Your objective:
Will you output all of the data below exactly, omitting the images?

* BEGIN Recorded data *

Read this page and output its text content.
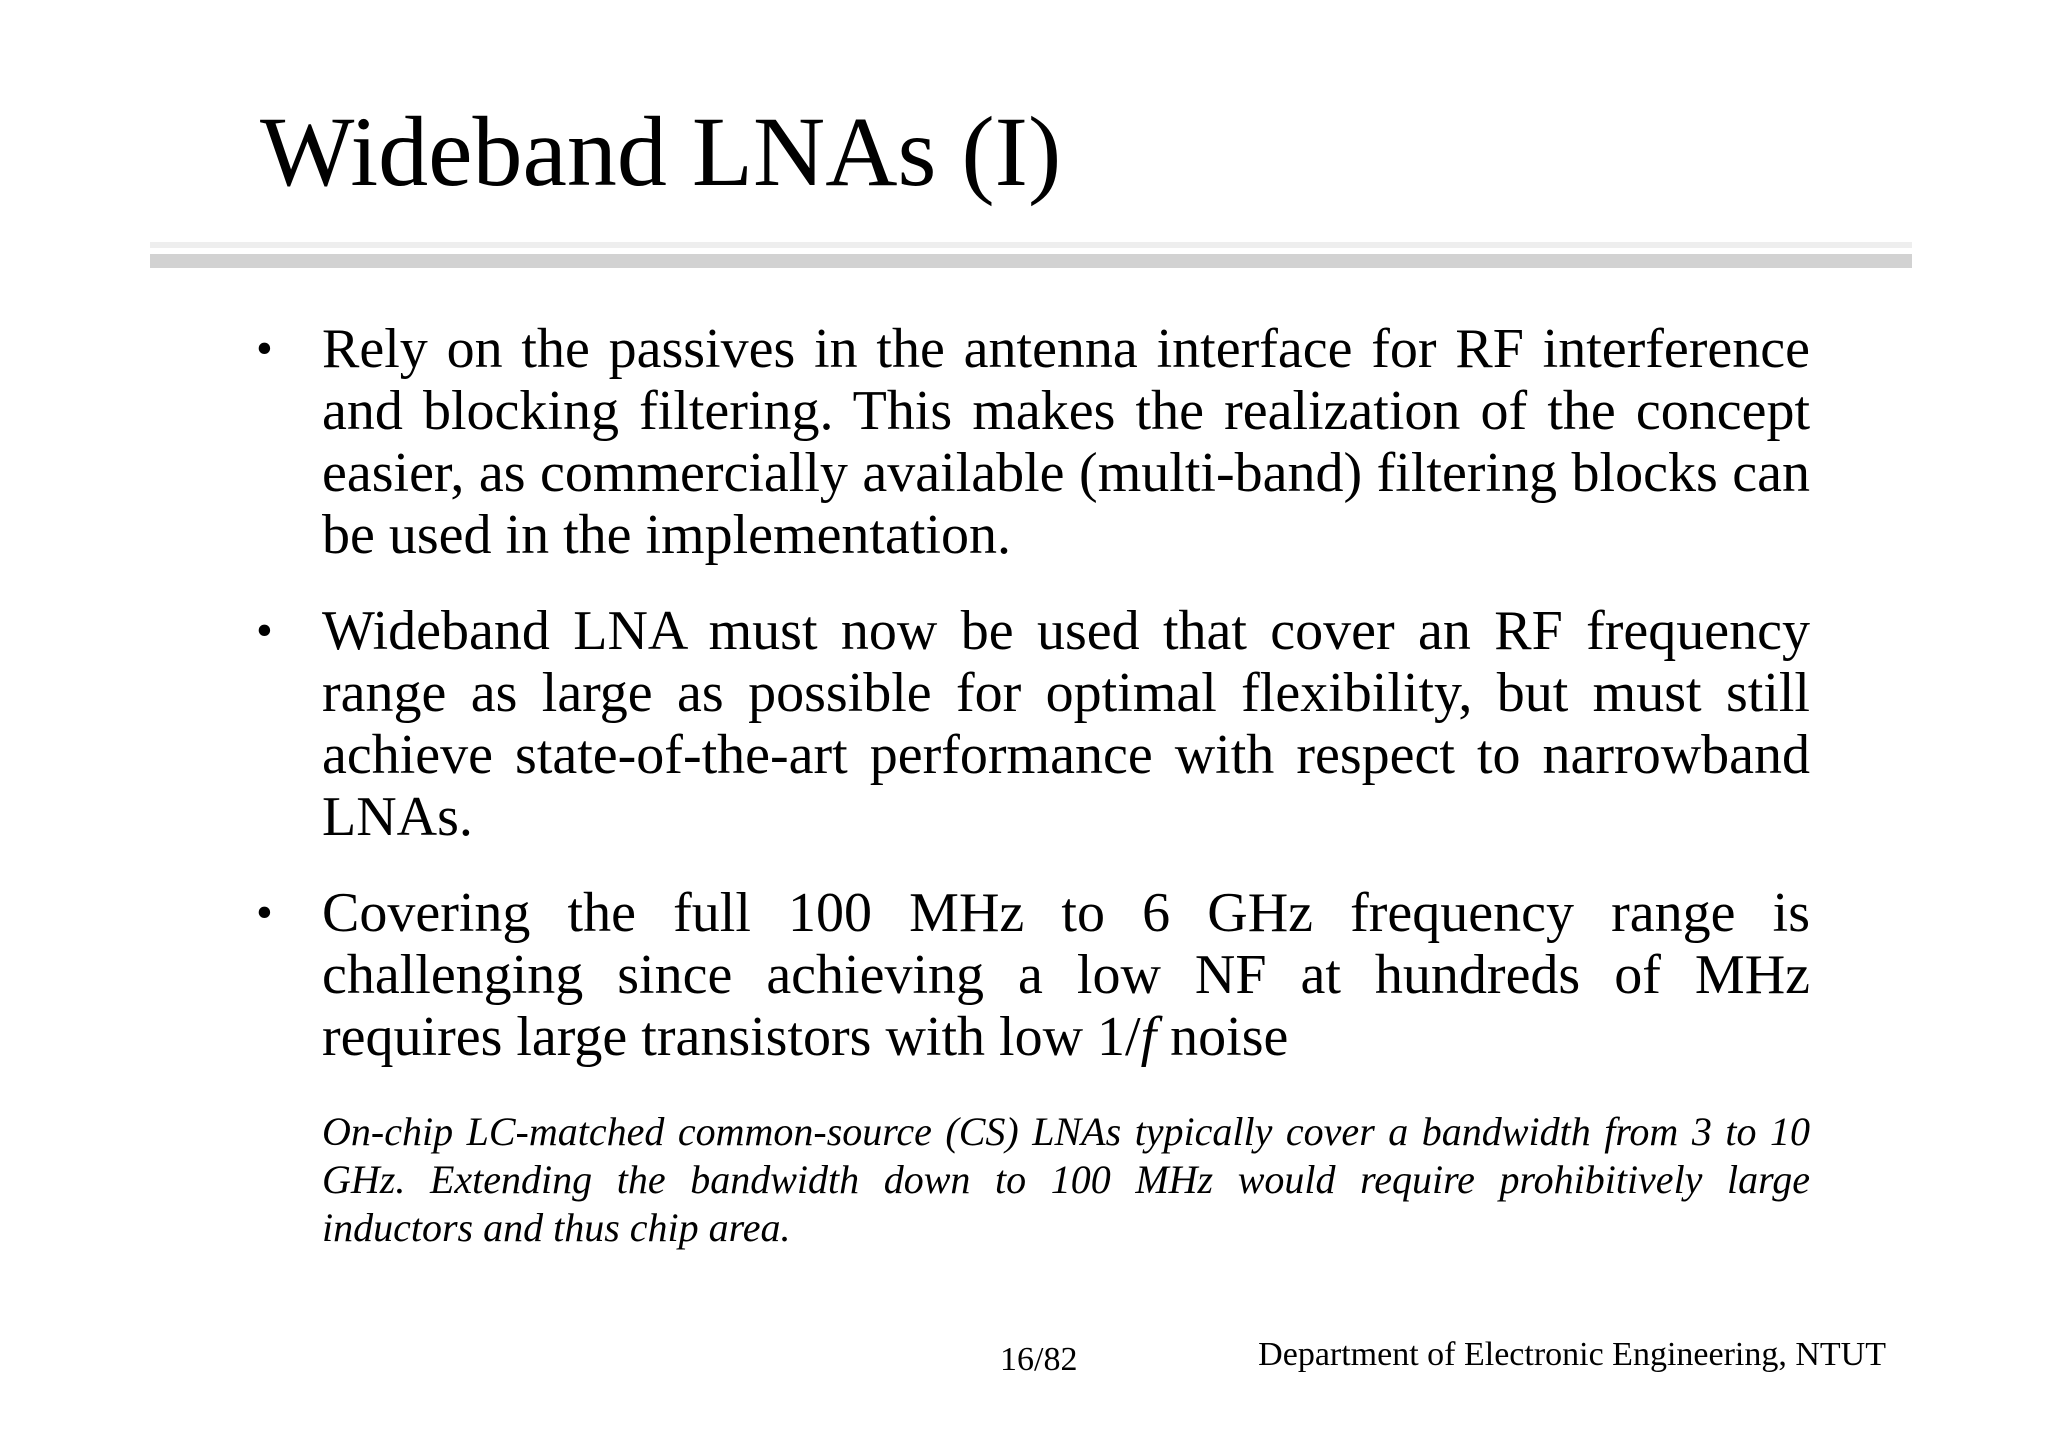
Wideband LNAs (I)
• Rely on the passives in the antenna interface for RF interference and blocking filtering. This makes the realization of the concept easier, as commercially available (multi-band) filtering blocks can be used in the implementation.
• Wideband LNA must now be used that cover an RF frequency range as large as possible for optimal flexibility, but must still achieve state-of-the-art performance with respect to narrowband LNAs.
• Covering the full 100 MHz to 6 GHz frequency range is challenging since achieving a low NF at hundreds of MHz requires large transistors with low 1/f noise
On-chip LC-matched common-source (CS) LNAs typically cover a bandwidth from 3 to 10 GHz. Extending the bandwidth down to 100 MHz would require prohibitively large inductors and thus chip area.
16/82	Department of Electronic Engineering, NTUT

* END Recorded data *

Written response:
Read this page and output its text content.
Wideband LNAs (I)
• Rely on the passives in the antenna interface for RF interference and blocking filtering. This makes the realization of the concept easier, as commercially available (multi-band) filtering blocks can be used in the implementation.
• Wideband LNA must now be used that cover an RF frequency range as large as possible for optimal flexibility, but must still achieve state-of-the-art performance with respect to narrowband LNAs.
• Covering the full 100 MHz to 6 GHz frequency range is challenging since achieving a low NF at hundreds of MHz requires large transistors with low 1/f noise
On-chip LC-matched common-source (CS) LNAs typically cover a bandwidth from 3 to 10 GHz. Extending the bandwidth down to 100 MHz would require prohibitively large inductors and thus chip area.
16/82	Department of Electronic Engineering, NTUT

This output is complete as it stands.